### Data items
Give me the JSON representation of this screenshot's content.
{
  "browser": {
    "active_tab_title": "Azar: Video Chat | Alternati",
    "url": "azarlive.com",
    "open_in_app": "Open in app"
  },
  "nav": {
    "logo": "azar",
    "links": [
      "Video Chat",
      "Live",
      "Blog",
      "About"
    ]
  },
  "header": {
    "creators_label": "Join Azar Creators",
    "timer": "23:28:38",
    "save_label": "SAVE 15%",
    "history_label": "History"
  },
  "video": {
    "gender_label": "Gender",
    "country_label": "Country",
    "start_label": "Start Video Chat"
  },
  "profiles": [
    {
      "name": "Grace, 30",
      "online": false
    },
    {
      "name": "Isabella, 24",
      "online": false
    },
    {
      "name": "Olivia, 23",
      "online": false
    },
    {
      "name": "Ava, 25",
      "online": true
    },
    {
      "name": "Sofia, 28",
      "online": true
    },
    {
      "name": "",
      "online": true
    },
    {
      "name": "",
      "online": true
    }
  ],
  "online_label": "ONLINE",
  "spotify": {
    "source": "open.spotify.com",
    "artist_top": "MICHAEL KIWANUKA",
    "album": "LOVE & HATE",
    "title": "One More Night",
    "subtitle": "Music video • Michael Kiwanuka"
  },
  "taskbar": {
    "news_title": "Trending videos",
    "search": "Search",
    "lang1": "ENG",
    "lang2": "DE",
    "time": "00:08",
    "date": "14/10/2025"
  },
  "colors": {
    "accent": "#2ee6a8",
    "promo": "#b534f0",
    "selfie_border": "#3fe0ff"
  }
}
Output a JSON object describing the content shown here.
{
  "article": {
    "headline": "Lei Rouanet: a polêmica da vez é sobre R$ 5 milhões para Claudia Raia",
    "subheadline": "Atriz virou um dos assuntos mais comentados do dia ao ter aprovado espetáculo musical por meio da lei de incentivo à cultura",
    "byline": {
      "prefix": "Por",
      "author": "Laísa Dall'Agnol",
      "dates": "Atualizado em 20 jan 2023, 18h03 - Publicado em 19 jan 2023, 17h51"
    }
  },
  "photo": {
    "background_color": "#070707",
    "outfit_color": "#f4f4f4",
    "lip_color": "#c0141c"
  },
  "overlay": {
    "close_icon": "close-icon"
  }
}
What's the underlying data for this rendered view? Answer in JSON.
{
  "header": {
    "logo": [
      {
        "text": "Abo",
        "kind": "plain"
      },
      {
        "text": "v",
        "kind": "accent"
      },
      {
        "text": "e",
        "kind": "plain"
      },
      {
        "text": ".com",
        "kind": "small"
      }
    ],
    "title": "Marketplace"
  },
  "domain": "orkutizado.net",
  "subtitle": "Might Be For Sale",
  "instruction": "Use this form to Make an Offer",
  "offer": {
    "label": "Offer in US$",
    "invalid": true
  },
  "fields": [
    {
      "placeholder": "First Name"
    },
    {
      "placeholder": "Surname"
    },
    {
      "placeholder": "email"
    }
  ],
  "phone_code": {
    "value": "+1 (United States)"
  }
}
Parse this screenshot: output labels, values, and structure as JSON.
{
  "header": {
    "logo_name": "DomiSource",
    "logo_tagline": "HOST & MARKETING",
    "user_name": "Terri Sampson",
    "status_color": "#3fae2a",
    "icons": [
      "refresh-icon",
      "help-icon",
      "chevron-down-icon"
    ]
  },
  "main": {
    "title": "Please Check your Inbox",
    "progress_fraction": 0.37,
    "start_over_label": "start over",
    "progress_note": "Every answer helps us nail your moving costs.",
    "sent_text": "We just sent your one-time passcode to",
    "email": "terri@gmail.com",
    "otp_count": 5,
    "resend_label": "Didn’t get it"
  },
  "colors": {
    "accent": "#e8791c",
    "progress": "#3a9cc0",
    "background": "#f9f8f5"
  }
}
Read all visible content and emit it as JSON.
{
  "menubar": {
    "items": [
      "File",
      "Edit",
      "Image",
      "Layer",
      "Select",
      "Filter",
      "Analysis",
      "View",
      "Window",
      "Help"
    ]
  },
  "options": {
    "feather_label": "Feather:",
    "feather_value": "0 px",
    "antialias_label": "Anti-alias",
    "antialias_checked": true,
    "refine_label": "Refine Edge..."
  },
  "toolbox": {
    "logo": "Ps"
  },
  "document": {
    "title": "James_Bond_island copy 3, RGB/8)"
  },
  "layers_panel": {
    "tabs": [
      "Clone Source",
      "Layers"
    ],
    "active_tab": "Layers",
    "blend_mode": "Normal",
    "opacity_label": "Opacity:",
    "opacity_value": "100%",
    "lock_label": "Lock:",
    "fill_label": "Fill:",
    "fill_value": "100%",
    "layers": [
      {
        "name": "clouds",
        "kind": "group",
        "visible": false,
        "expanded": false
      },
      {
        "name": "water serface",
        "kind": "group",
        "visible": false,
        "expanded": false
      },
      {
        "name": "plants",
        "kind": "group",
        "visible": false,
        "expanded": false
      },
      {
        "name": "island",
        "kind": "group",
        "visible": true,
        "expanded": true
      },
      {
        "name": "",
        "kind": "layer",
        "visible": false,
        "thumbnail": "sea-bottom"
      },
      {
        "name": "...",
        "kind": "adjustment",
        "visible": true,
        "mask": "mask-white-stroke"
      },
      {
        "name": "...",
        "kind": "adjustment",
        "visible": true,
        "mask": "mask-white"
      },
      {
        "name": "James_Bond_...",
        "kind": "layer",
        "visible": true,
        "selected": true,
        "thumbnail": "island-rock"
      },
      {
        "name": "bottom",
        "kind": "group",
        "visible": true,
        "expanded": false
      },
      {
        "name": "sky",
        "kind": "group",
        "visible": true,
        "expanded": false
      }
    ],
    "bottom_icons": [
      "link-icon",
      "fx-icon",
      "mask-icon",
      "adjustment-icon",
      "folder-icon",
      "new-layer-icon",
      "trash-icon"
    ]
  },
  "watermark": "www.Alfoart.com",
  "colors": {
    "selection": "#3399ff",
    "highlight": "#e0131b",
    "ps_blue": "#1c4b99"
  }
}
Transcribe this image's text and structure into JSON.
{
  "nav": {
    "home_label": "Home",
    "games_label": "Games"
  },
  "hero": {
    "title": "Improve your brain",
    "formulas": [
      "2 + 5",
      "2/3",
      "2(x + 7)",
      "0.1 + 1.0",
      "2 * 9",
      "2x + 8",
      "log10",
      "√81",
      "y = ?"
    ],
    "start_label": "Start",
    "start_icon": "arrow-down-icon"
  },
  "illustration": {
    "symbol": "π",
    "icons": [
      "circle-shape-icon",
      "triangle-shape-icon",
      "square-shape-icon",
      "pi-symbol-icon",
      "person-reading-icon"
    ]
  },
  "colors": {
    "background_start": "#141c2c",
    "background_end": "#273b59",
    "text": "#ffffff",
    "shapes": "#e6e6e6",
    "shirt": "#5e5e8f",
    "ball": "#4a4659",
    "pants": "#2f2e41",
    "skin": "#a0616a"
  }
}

### WORK TO COMPLETE
Report every line containing the word "mask" from the listing above.

### FINAL RESULT
        "mask": "mask-white-stroke"
        "mask": "mask-white"
      "mask-icon",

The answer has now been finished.